• EXERCISE BRIEF
Check each line of the records for "Description"; collect those that have it.

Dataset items
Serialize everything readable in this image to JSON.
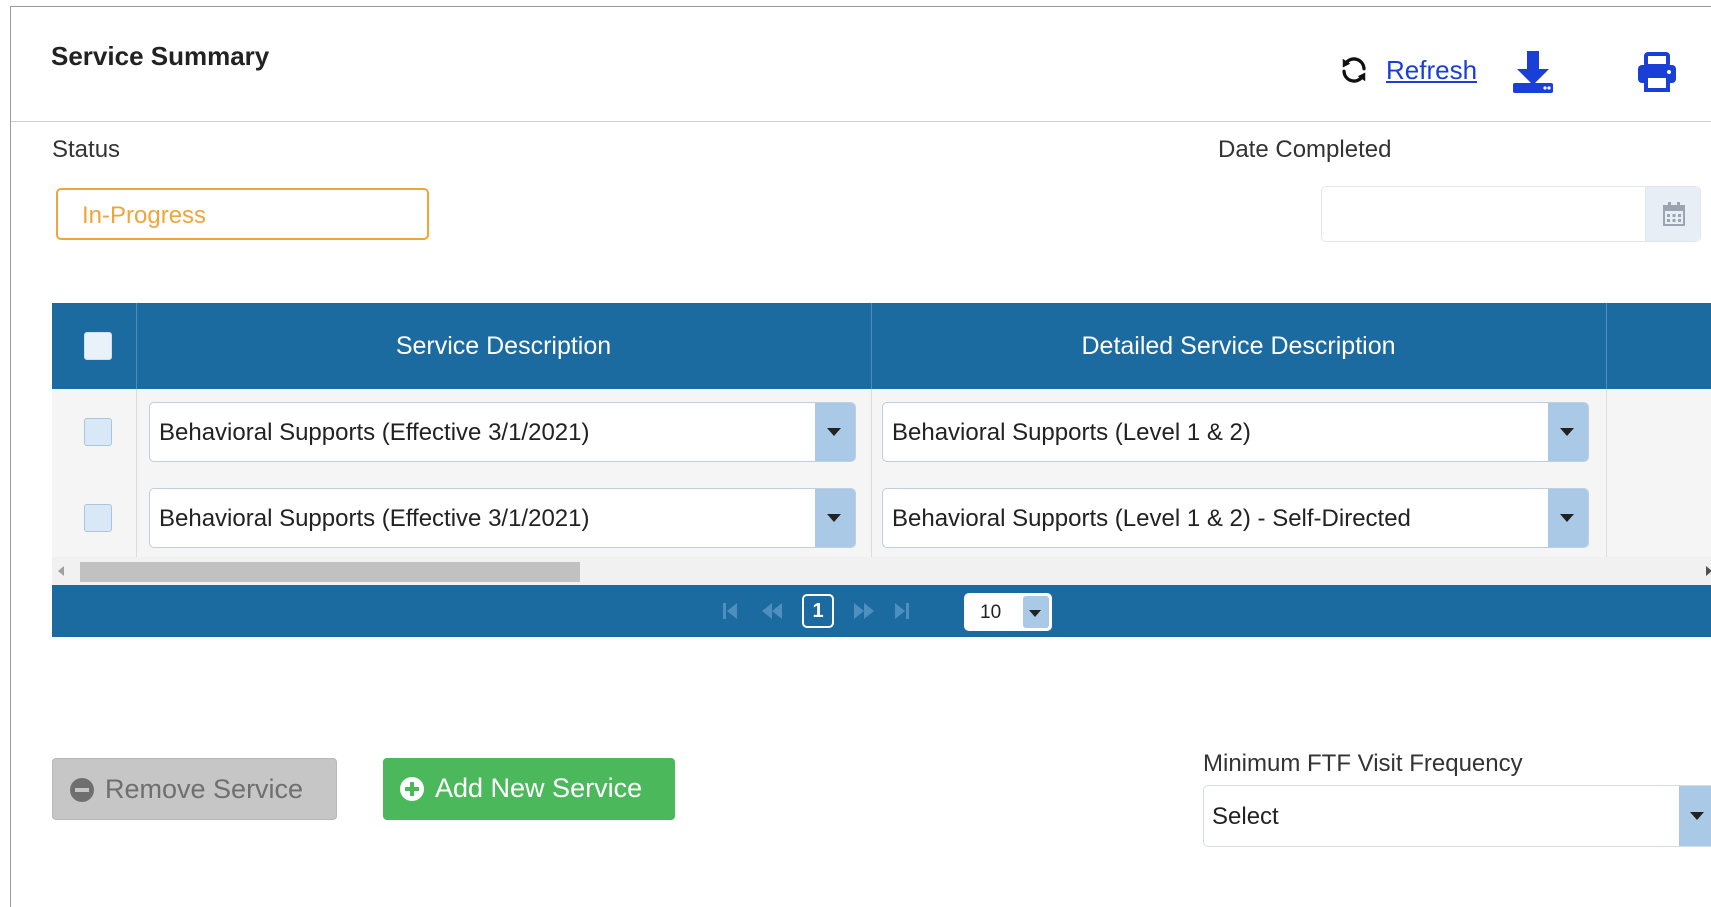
{
  "header": {
    "title": "Service Summary",
    "refresh_label": "Refresh"
  },
  "status": {
    "label": "Status",
    "value": "In-Progress"
  },
  "date_completed": {
    "label": "Date Completed",
    "value": ""
  },
  "grid": {
    "columns": [
      "Service Description",
      "Detailed Service Description"
    ],
    "rows": [
      {
        "service": "Behavioral Supports (Effective 3/1/2021)",
        "detail": "Behavioral Supports (Level 1 & 2)"
      },
      {
        "service": "Behavioral Supports (Effective 3/1/2021)",
        "detail": "Behavioral Supports (Level 1 & 2) - Self-Directed"
      }
    ]
  },
  "pager": {
    "current_page": "1",
    "page_size": "10"
  },
  "buttons": {
    "remove_label": "Remove Service",
    "add_label": "Add New Service"
  },
  "ftf": {
    "label": "Minimum FTF Visit Frequency",
    "value": "Select"
  },
  "colors": {
    "header_blue": "#1b6aa0",
    "status_orange": "#f0a53a",
    "add_green": "#4cb85c",
    "link_blue": "#1a3fd6"
  }
}
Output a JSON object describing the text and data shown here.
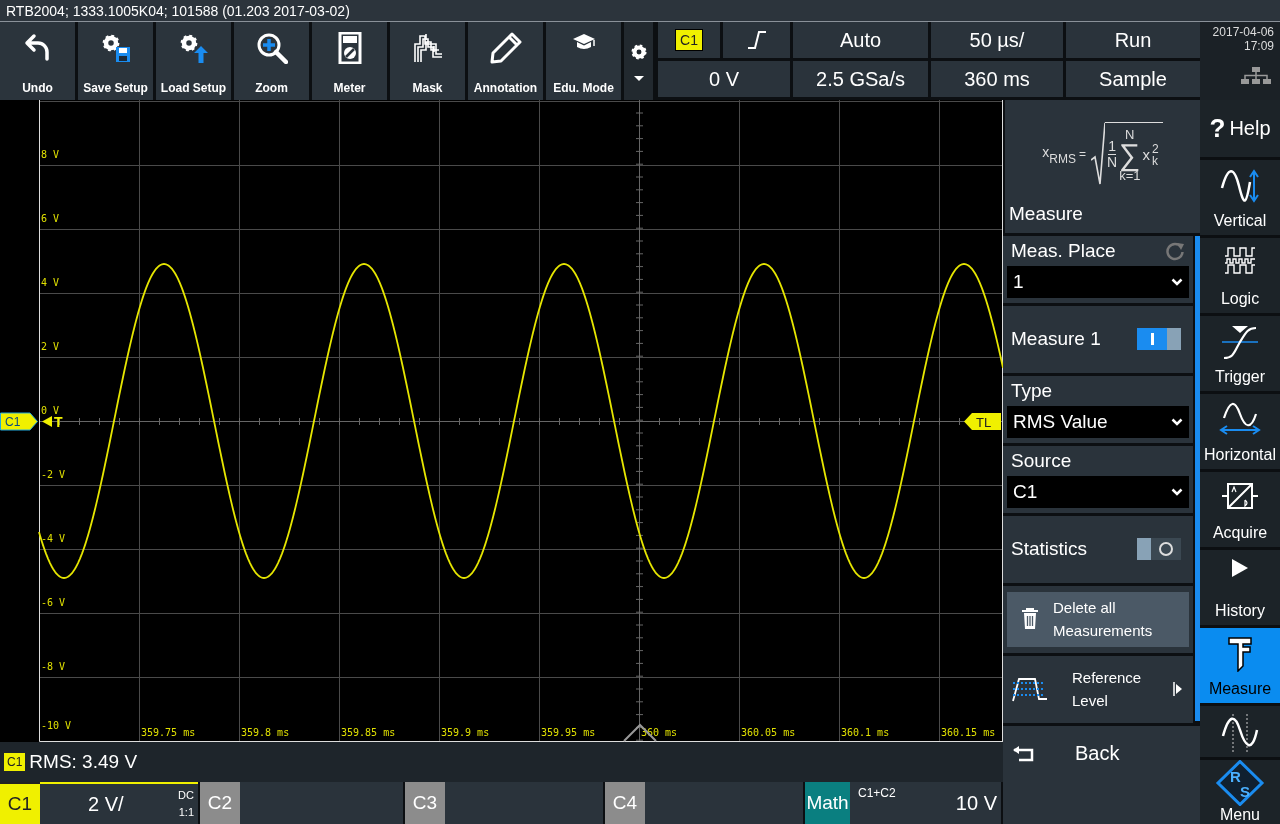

• THE RESULT
      "Service Description",
      "Detailed Service Description"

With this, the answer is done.